● **Task goal**: Select every line of the items below that contains the string "axis", treating uppercase and lowercase letters as different.
***
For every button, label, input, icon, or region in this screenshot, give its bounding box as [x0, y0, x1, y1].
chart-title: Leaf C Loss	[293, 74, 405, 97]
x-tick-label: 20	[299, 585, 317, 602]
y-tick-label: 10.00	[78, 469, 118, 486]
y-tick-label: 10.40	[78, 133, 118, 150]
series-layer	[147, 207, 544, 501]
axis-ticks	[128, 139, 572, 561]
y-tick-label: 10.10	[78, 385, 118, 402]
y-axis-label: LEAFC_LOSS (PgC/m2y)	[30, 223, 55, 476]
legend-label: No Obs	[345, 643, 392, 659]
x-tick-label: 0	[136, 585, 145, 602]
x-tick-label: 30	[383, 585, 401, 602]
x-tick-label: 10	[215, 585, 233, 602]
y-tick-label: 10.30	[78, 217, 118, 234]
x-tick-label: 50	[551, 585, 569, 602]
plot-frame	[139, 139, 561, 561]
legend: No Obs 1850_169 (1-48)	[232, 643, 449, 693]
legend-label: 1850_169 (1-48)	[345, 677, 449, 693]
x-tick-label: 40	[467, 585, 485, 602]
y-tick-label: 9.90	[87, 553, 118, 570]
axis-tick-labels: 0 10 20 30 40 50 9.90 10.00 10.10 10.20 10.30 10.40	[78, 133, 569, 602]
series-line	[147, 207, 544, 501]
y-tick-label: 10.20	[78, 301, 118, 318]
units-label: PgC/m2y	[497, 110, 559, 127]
***
● **The output**:
axis-ticks	[128, 139, 572, 561]
y-axis-label: LEAFC_LOSS (PgC/m2y)	[30, 223, 55, 476]
axis-tick-labels: 0 10 20 30 40 50 9.90 10.00 10.10 10.20 10.30 10.40	[78, 133, 569, 602]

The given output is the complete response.